■ **WORK TO BE COMPLETED**: Copy out each line of the listing that has the word "видно" in it.

..............................

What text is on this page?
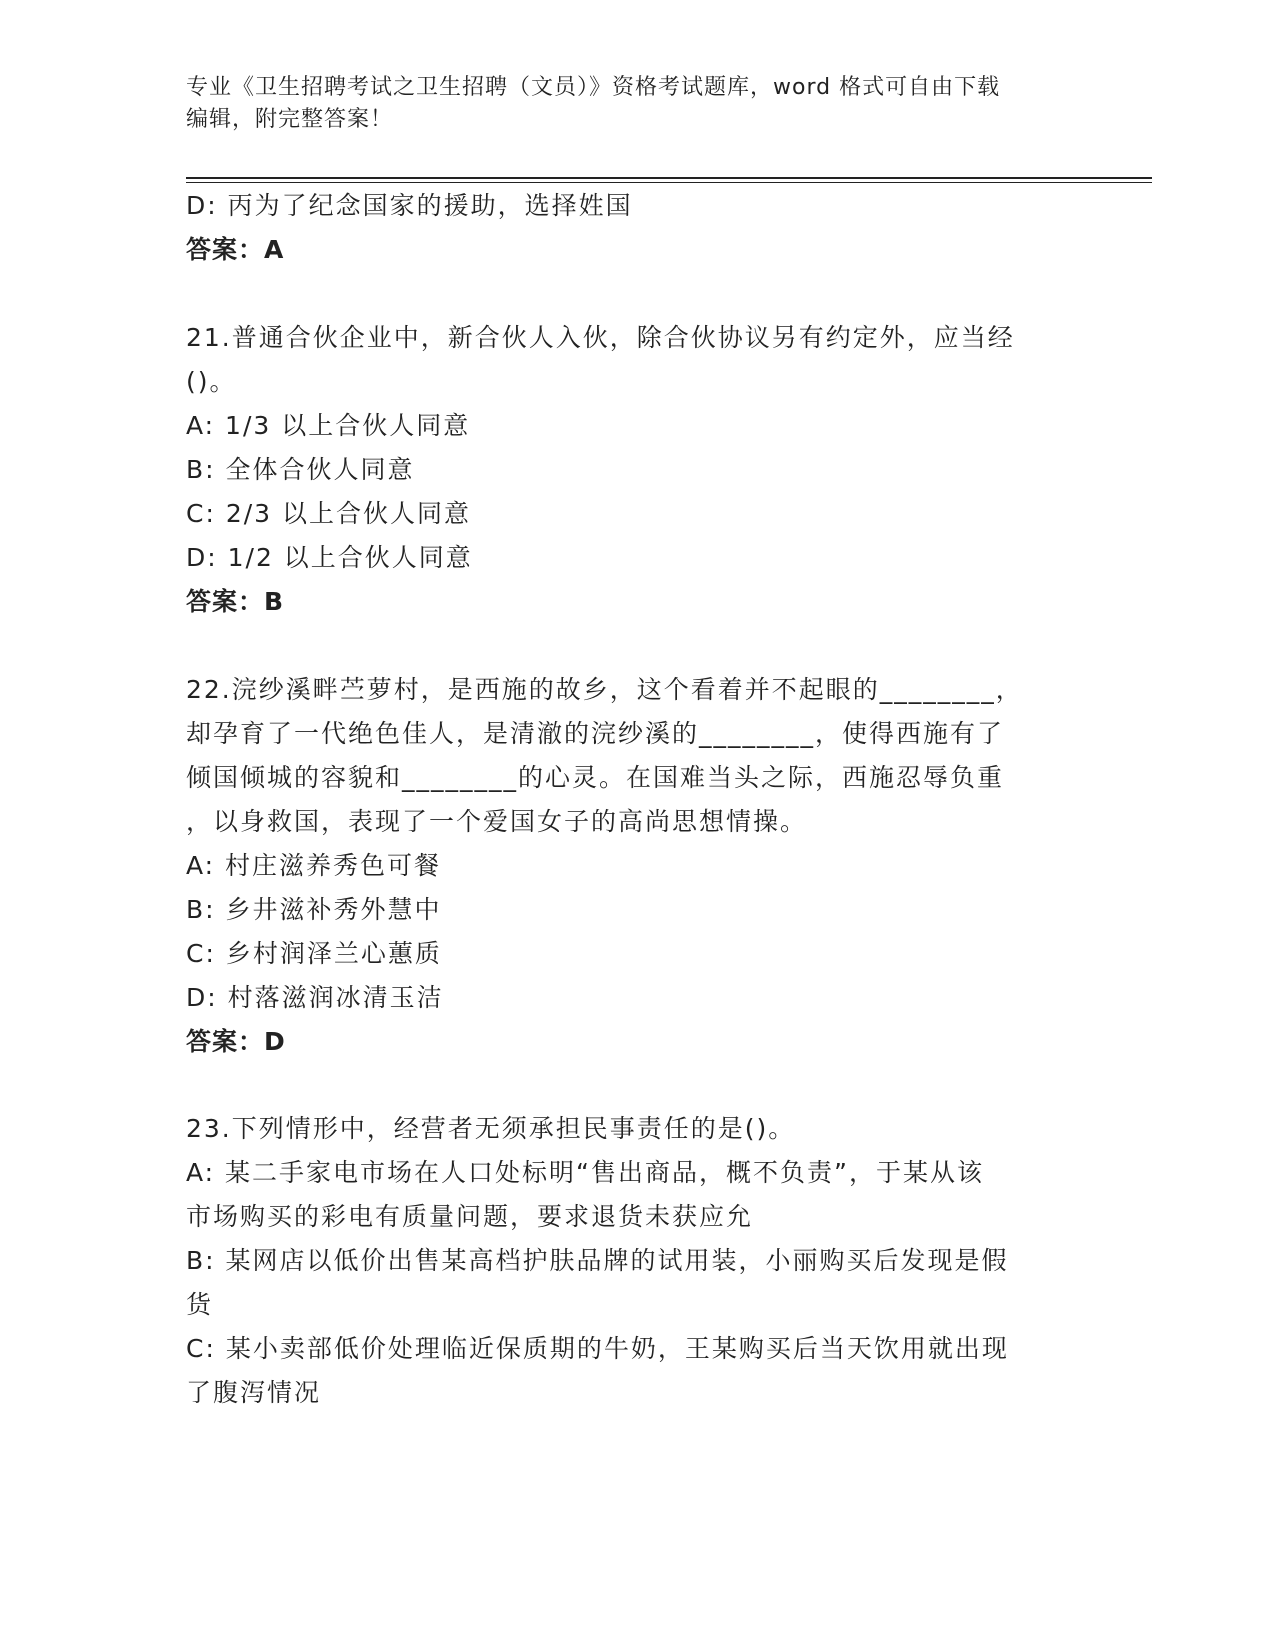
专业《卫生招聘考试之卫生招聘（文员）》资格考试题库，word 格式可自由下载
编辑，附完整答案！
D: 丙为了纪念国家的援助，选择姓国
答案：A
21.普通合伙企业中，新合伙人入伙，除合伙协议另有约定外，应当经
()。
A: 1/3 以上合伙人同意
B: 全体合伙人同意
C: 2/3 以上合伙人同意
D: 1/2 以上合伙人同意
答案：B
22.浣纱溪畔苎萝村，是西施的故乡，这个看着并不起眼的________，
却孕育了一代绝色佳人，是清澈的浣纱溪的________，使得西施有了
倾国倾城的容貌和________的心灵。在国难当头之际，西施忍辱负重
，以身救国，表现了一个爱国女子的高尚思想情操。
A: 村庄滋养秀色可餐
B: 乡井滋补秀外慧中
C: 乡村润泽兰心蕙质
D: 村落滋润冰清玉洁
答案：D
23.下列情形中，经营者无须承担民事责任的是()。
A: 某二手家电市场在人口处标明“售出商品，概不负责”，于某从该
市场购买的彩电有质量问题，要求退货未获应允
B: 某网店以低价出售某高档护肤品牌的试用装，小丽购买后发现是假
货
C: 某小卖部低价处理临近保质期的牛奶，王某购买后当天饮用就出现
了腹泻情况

..............................

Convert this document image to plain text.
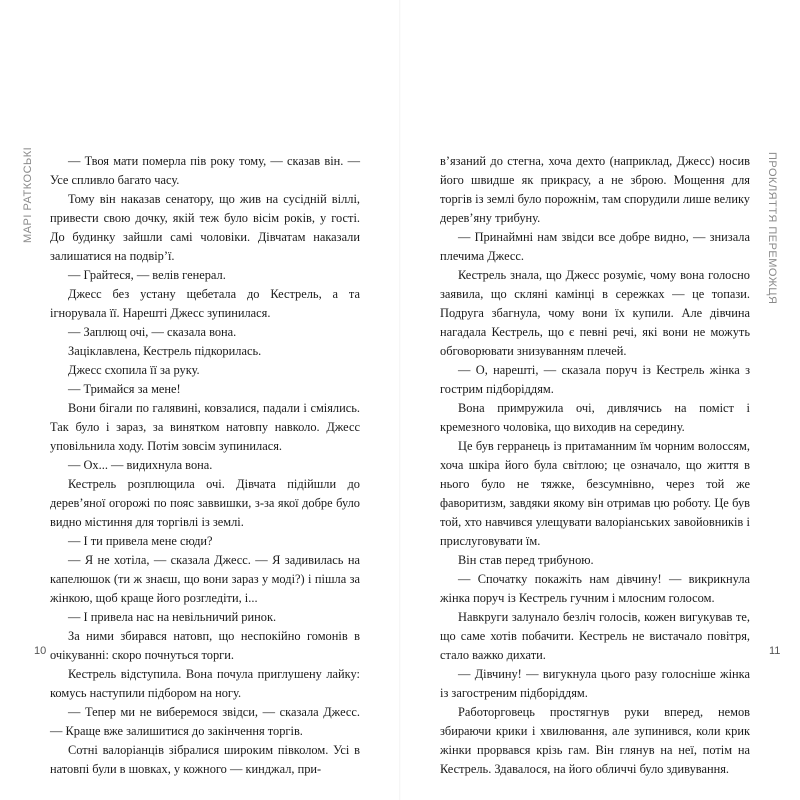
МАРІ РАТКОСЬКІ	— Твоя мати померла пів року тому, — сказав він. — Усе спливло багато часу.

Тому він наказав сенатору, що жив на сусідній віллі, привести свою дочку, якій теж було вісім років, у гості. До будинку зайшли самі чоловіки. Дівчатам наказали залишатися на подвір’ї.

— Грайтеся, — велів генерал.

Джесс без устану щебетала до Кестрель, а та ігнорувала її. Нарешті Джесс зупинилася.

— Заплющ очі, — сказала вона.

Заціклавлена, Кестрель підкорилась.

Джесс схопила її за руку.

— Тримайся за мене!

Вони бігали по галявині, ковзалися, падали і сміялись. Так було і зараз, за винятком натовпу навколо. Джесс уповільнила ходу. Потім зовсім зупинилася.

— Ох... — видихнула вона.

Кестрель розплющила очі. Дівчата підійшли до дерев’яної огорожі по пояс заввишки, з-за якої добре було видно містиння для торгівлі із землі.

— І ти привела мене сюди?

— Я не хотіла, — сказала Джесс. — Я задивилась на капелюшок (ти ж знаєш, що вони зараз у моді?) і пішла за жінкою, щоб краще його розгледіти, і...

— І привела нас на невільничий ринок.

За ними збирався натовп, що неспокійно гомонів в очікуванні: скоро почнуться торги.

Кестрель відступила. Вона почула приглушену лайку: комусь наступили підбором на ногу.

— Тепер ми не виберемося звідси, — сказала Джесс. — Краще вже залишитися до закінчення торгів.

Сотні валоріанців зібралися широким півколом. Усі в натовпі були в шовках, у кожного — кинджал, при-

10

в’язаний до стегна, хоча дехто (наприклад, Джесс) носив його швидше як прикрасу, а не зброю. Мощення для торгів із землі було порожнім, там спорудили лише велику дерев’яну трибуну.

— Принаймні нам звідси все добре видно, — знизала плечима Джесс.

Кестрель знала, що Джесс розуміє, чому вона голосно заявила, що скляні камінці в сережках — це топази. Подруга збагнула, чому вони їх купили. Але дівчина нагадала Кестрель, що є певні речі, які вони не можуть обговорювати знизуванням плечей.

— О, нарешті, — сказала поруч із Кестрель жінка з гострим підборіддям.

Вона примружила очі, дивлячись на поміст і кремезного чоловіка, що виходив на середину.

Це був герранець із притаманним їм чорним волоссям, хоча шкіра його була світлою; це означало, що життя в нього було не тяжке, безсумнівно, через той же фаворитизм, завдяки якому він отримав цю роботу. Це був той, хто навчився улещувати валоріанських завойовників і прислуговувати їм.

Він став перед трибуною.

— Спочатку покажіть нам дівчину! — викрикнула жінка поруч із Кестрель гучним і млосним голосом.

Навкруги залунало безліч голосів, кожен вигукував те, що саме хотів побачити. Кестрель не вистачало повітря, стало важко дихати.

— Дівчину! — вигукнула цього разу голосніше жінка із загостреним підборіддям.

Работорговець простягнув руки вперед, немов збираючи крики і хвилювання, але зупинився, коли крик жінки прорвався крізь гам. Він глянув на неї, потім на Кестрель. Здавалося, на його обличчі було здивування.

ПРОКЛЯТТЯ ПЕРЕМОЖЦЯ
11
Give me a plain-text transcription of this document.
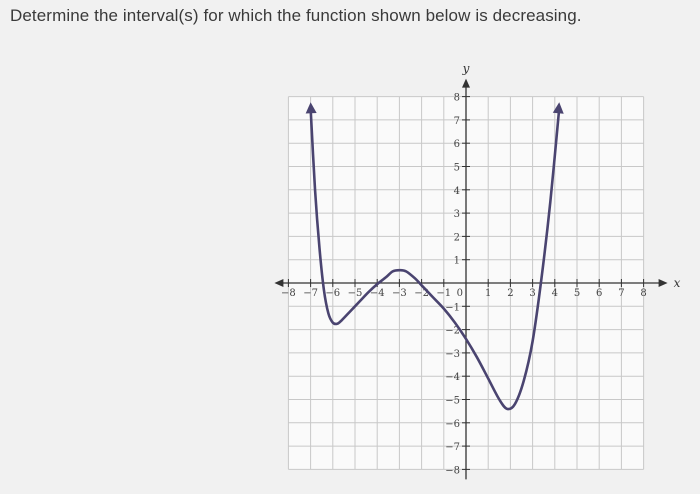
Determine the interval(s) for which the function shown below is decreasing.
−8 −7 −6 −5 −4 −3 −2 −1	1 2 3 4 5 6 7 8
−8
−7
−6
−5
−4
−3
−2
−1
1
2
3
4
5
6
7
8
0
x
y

..............................

■ **THE SOLUTION**:
Кестрель розплющила очі. Дівчата підійшли до дерев’яної огорожі по пояс заввишки, з-за якої добре було видно містиння для торгівлі із землі.
— Принаймні нам звідси все добре видно, — знизала плечима Джесс.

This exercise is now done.